### INFORMATION PROVIDED
++++++++++++++++++++

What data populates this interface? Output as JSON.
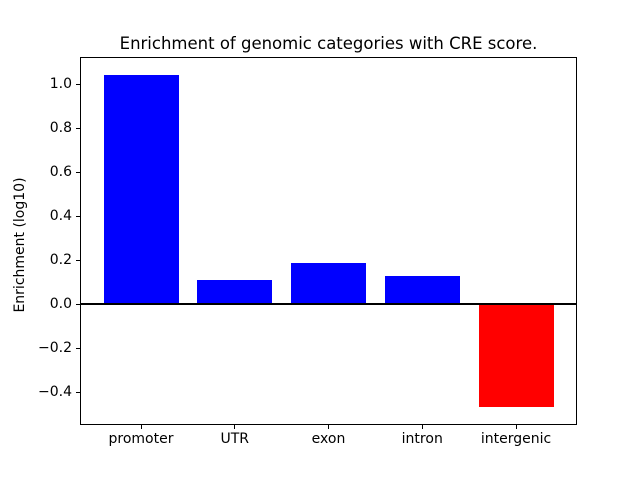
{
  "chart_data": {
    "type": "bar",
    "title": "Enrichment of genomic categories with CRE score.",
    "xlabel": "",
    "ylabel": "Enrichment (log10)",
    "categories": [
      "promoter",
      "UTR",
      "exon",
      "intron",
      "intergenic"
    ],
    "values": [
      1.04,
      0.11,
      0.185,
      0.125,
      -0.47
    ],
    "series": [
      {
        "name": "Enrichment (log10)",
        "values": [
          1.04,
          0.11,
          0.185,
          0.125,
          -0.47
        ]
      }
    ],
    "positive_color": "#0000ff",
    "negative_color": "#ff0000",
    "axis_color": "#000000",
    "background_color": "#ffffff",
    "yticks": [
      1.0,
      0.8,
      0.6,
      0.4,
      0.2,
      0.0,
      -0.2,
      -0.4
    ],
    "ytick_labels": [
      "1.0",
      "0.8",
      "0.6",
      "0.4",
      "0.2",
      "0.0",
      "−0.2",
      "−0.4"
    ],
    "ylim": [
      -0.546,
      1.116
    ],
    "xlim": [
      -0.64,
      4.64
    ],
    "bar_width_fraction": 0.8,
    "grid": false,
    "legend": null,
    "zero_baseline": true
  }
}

++++++++++++++++++++

### TASK TO CARRY OUT
The pictures alone are to be left out when the data above is copied; all else must match exactly.

### RESPONSE TO THIS EXERCISE
What data populates this interface? Output as JSON.
{
  "chart_data": {
    "type": "bar",
    "title": "Enrichment of genomic categories with CRE score.",
    "xlabel": "",
    "ylabel": "Enrichment (log10)",
    "categories": [
      "promoter",
      "UTR",
      "exon",
      "intron",
      "intergenic"
    ],
    "values": [
      1.04,
      0.11,
      0.185,
      0.125,
      -0.47
    ],
    "series": [
      {
        "name": "Enrichment (log10)",
        "values": [
          1.04,
          0.11,
          0.185,
          0.125,
          -0.47
        ]
      }
    ],
    "positive_color": "#0000ff",
    "negative_color": "#ff0000",
    "axis_color": "#000000",
    "background_color": "#ffffff",
    "yticks": [
      1.0,
      0.8,
      0.6,
      0.4,
      0.2,
      0.0,
      -0.2,
      -0.4
    ],
    "ytick_labels": [
      "1.0",
      "0.8",
      "0.6",
      "0.4",
      "0.2",
      "0.0",
      "−0.2",
      "−0.4"
    ],
    "ylim": [
      -0.546,
      1.116
    ],
    "xlim": [
      -0.64,
      4.64
    ],
    "bar_width_fraction": 0.8,
    "grid": false,
    "legend": null,
    "zero_baseline": true
  }
}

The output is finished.